### Directive:
In the records below, pick out all lines containing the word "подлежат".

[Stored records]
###

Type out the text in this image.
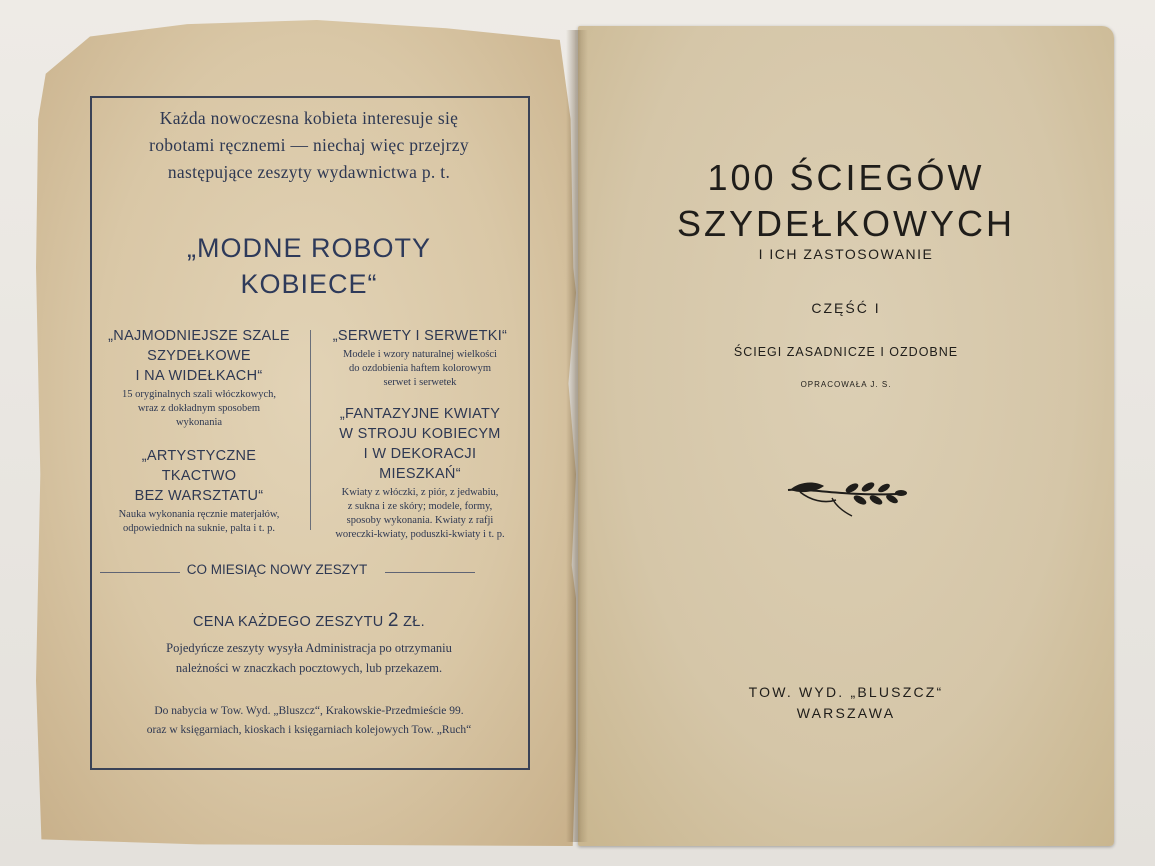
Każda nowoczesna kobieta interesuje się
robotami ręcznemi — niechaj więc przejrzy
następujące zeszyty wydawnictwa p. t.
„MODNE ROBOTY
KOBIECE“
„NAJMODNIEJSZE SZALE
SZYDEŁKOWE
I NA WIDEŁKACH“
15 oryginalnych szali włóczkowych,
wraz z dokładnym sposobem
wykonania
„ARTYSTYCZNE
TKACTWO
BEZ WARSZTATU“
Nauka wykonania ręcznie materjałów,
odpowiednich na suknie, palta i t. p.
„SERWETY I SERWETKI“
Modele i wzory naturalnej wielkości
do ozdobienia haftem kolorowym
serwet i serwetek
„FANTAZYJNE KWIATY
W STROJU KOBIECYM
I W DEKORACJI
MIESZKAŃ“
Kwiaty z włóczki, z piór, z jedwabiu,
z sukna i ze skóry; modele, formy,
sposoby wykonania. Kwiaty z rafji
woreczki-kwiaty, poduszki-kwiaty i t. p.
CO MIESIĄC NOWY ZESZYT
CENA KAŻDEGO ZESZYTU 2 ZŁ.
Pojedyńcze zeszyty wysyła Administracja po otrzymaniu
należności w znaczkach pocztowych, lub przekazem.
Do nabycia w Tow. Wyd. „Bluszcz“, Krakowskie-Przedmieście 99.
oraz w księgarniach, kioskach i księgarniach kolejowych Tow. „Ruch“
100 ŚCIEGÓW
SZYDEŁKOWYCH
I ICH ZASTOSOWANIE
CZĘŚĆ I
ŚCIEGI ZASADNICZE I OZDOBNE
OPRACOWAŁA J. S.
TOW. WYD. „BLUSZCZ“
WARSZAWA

###

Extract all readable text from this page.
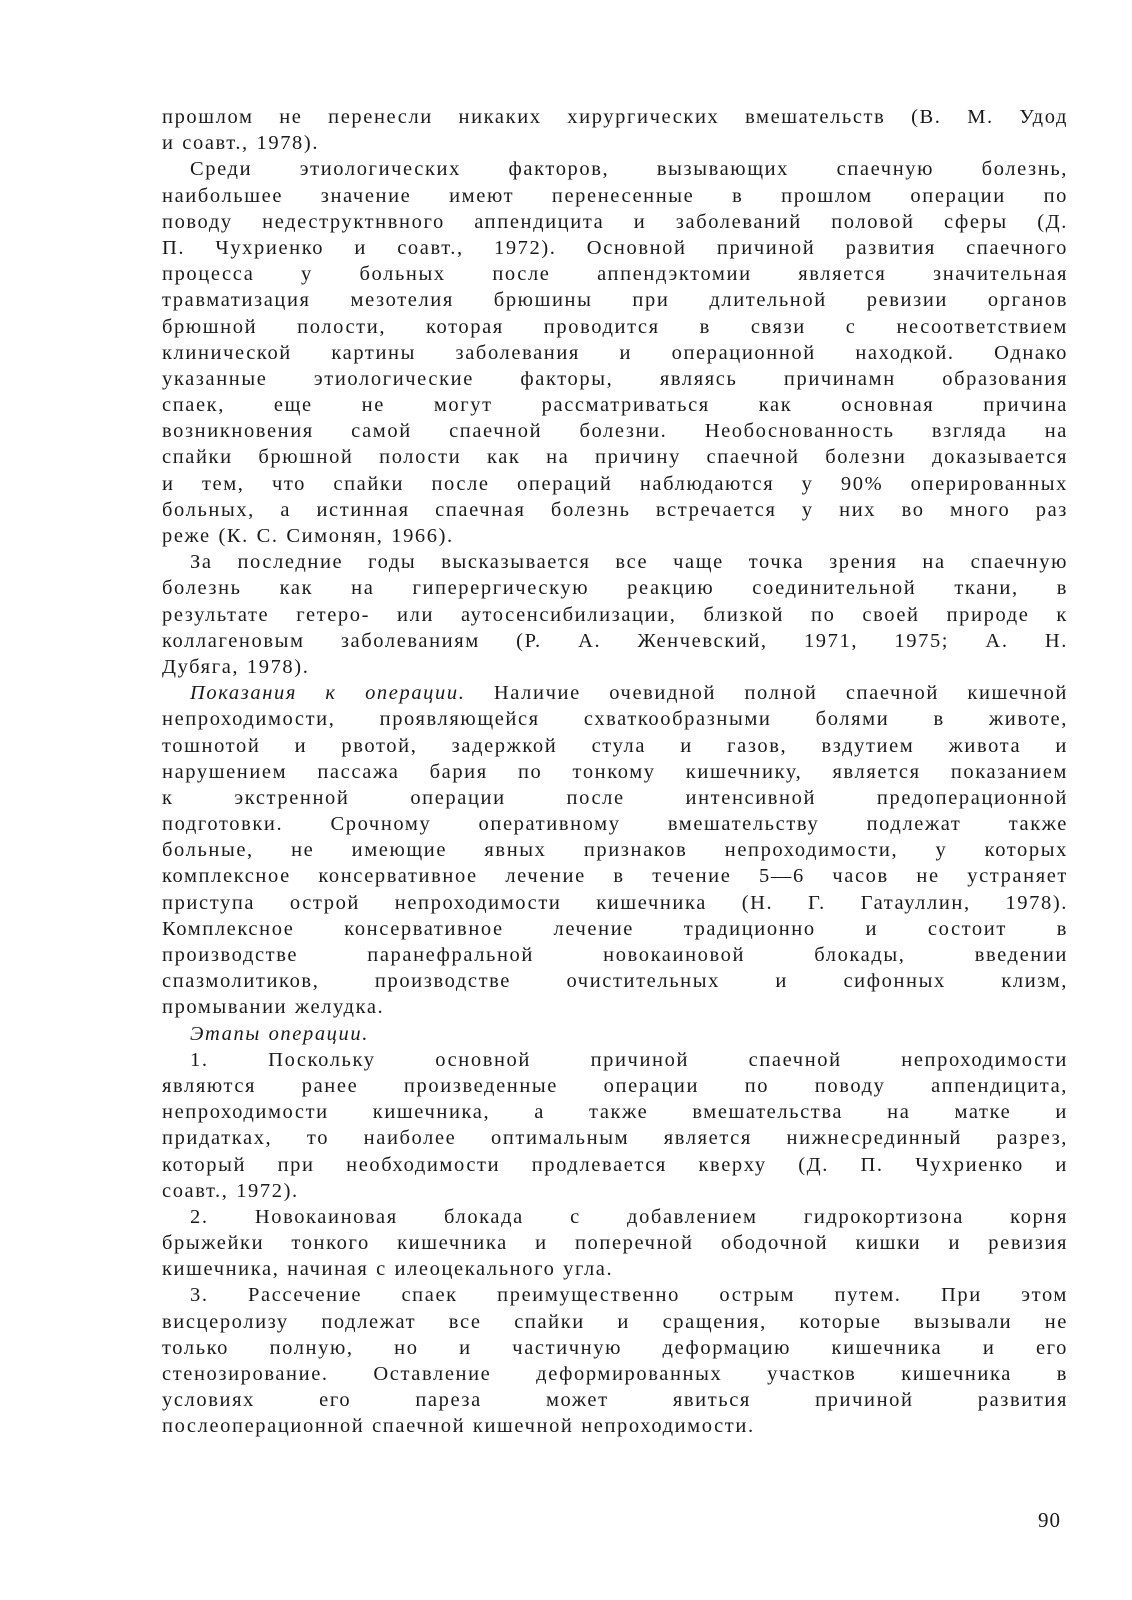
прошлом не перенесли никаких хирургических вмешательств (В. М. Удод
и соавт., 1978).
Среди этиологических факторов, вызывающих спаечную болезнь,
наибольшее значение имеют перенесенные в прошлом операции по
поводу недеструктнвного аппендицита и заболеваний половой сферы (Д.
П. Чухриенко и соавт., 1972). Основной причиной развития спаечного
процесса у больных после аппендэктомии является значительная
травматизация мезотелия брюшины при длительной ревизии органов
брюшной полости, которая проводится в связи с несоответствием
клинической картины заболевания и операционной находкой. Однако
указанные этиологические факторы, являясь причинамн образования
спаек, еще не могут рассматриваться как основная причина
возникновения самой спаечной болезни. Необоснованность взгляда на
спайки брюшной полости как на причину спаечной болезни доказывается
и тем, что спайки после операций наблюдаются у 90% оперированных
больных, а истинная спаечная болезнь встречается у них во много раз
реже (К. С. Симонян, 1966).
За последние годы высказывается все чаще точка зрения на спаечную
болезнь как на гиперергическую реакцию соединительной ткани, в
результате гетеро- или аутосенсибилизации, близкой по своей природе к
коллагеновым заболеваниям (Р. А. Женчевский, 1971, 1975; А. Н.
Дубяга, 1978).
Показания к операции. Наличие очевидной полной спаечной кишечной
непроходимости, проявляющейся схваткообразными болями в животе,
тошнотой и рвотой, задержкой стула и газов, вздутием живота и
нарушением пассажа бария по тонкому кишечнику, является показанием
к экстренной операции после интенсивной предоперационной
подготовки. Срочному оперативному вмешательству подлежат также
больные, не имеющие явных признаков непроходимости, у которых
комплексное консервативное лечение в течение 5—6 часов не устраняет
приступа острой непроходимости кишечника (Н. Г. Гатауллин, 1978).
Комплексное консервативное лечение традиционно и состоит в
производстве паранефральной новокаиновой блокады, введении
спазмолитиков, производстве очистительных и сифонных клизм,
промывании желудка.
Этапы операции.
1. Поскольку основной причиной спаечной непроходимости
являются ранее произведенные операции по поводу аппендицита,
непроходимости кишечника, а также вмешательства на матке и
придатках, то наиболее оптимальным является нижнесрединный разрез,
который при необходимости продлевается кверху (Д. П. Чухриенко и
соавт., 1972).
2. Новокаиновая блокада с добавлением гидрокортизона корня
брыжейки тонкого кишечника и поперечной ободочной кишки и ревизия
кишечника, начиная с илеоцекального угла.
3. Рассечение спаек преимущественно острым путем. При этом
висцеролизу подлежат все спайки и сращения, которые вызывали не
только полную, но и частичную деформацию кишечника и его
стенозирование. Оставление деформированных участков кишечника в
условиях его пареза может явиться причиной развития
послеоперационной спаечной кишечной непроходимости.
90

###

### Correct answer:
подготовки. Срочному оперативному вмешательству подлежат также
висцеролизу подлежат все спайки и сращения, которые вызывали не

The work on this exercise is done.